■ STATED TASK A
Can you quote the Morera's theorem excerpt from "Now look at" to "Morera's theorem holds."?

■ TEXT SEGMENT
----------

Suppose that for every simple closed curve $\gamma$ in some domain, such that $\gamma$ does not wind around any point in $\mathbb{C}$ that is not in the domain, $\displaystyle\int_\gamma f(z) \, dz=0$. Then $f$ is holomorphic in that domain.

Now look at $$ \int_\gamma f(z)\,dz = \int_\gamma \sum_{n\in\mathbb{Z}} \frac{dz}{(z-n)^2}. $$

Either Fubini's theorem or Tonelli's theorem implies that the last expression above is equal to $$ \sum_{n\in\mathbb{Z}} \int_\gamma \frac{dz}{(z-n)^2}. $$ (Fubini's theorem implies the order of integration can be reversed in iterated integrals in which the integral of the absolute value is finite. The sum is an instance of a Lebesgue integral with respect to counting measure. Tonelli's theorem gets the same conclusion in case the function being integrated is everywhere non-negative, regardless of whether its value is finite or not.) The last integral above is $0$ since $\gamma$ doesn't wind around $n$. Hence the conclusion of Morera's theorem holds.

----------

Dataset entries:
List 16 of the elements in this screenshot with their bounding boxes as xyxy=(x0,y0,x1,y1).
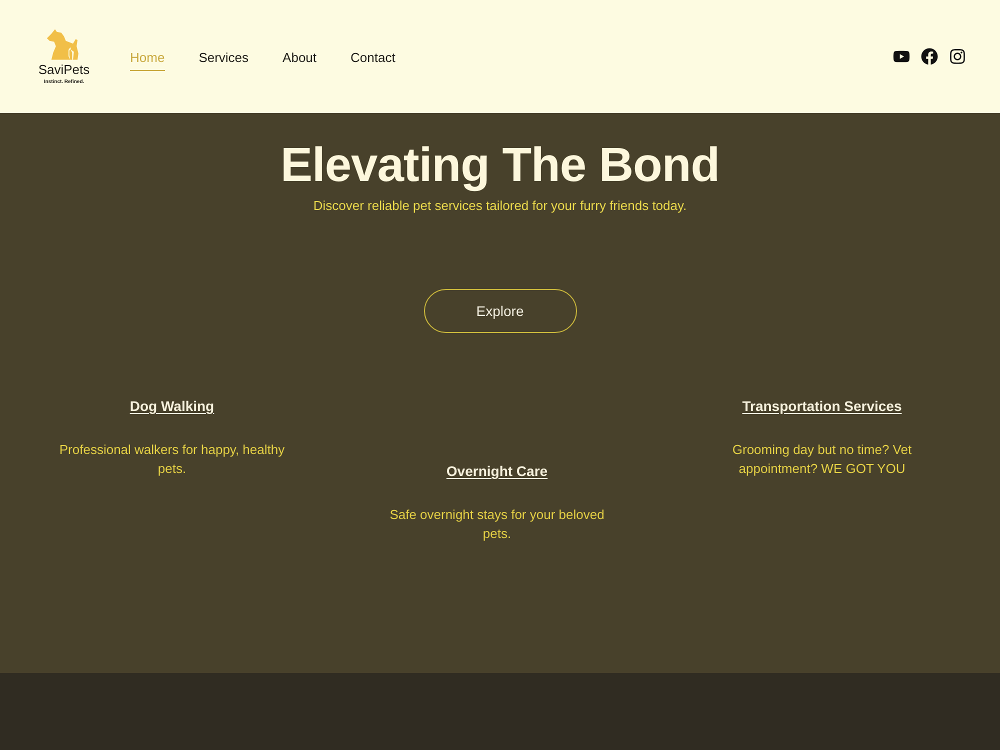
service-description: Professional walkers for happy, healthy pets. xyxy=(58,441,286,478)
service-description: Safe overnight stays for your beloved pets. xyxy=(388,506,606,543)
explore-button[interactable]: Explore xyxy=(424,289,576,333)
hero-subtitle: Discover reliable pet services tailored for your furry friends today. xyxy=(313,198,687,214)
brand-name: SaviPets xyxy=(38,62,90,77)
play-icon[interactable] xyxy=(893,48,910,65)
hero-title: Elevating The Bond xyxy=(280,139,720,193)
nav-link[interactable]: Contact xyxy=(350,50,396,70)
service-title[interactable]: Overnight Care xyxy=(446,462,548,480)
nav-link[interactable]: About xyxy=(282,50,317,70)
f-logo-icon[interactable] xyxy=(921,48,938,65)
nav-link[interactable]: Services xyxy=(198,50,249,70)
service-title[interactable]: Transportation Services xyxy=(742,397,902,415)
service-title[interactable]: Dog Walking xyxy=(130,397,214,415)
service-description: Grooming day but no time? Vet appointment? WE GOT YOU xyxy=(731,441,913,478)
camera-icon[interactable] xyxy=(949,48,966,65)
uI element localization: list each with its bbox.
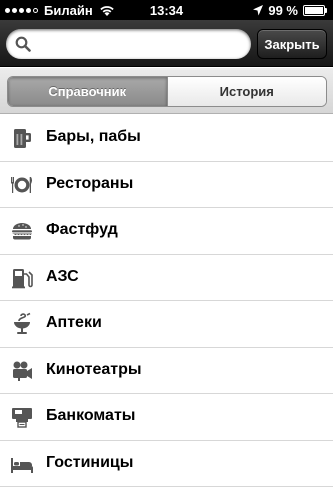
list-item-label: Банкоматы xyxy=(46,407,136,424)
list-item-label: Бары, пабы xyxy=(46,128,141,145)
tab-directory[interactable]: Справочник xyxy=(8,77,167,106)
search-icon xyxy=(15,36,31,52)
bed-icon xyxy=(11,457,33,473)
list-item-gas-stations[interactable]: АЗС xyxy=(0,254,333,301)
pharmacy-bowl-icon xyxy=(14,312,31,334)
list-item-label: Гостиницы xyxy=(46,453,134,471)
tab-history[interactable]: История xyxy=(166,77,326,106)
list-item-cinemas[interactable]: Кинотеатры xyxy=(0,347,333,394)
list-item-label: Кинотеатры xyxy=(46,360,142,378)
search-bar: Закрыть xyxy=(0,20,333,67)
plate-cutlery-icon xyxy=(11,176,32,193)
battery-icon xyxy=(303,5,327,16)
battery-percent: 99 % xyxy=(268,3,298,18)
list-item-label: Рестораны xyxy=(46,174,134,192)
list-item-label: Фастфуд xyxy=(46,221,118,238)
status-bar-right: 99 % xyxy=(253,3,327,18)
search-field[interactable] xyxy=(6,29,251,59)
status-bar: Билайн 13:34 99 % xyxy=(0,0,333,20)
movie-camera-icon xyxy=(13,361,32,381)
category-list: Бары, пабы Рестораны Фастфуд АЗС Аптеки … xyxy=(0,115,333,487)
list-item-restaurants[interactable]: Рестораны xyxy=(0,161,333,208)
list-item-atms[interactable]: Банкоматы xyxy=(0,394,333,441)
location-arrow-icon xyxy=(253,5,264,16)
atm-icon xyxy=(12,408,32,428)
list-item-hotels[interactable]: Гостиницы xyxy=(0,440,333,487)
gas-pump-icon xyxy=(12,268,33,288)
list-item-label: Аптеки xyxy=(46,314,102,331)
segment-area: Справочник История xyxy=(0,68,333,114)
list-item-pharmacies[interactable]: Аптеки xyxy=(0,301,333,348)
beer-mug-icon xyxy=(14,129,31,148)
app-screen: Билайн 13:34 99 % Закрыть Справочник Ист… xyxy=(0,0,333,500)
list-item-bars[interactable]: Бары, пабы xyxy=(0,115,333,162)
burger-icon xyxy=(12,223,32,240)
list-item-fastfood[interactable]: Фастфуд xyxy=(0,208,333,255)
close-button[interactable]: Закрыть xyxy=(257,29,327,59)
list-item-label: АЗС xyxy=(46,267,79,285)
search-input[interactable] xyxy=(36,33,241,55)
segmented-control: Справочник История xyxy=(7,76,327,107)
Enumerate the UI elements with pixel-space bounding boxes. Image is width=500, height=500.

----------

■ STATED TASK B
Which lines in the entries contain the string "Справочник", with case counting? Find each one and copy it.

■ COMPLETE RESPONSE A
Now look at $$ \int_\gamma f(z)\,dz = \int_\gamma \sum_{n\in\mathbb{Z}} \frac{dz}{(z-n)^2}. $$

Either Fubini's theorem or Tonelli's theorem implies that the last expression above is equal to $$ \sum_{n\in\mathbb{Z}} \int_\gamma \frac{dz}{(z-n)^2}. $$ (Fubini's theorem implies the order of integration can be reversed in iterated integrals in which the integral of the absolute value is finite. The sum is an instance of a Lebesgue integral with respect to counting measure. Tonelli's theorem gets the same conclusion in case the function being integrated is everywhere non-negative, regardless of whether its value is finite or not.) The last integral above is $0$ since $\gamma$ doesn't wind around $n$. Hence the conclusion of Morera's theorem holds.

■ COMPLETE RESPONSE B
tab-directory[interactable]: Справочник xyxy=(8,77,167,106)
segment-area: Справочник История xyxy=(0,68,333,114)
app-screen: Билайн 13:34 99 % Закрыть Справочник Ист… xyxy=(0,0,333,500)
segmented-control: Справочник История xyxy=(7,76,327,107)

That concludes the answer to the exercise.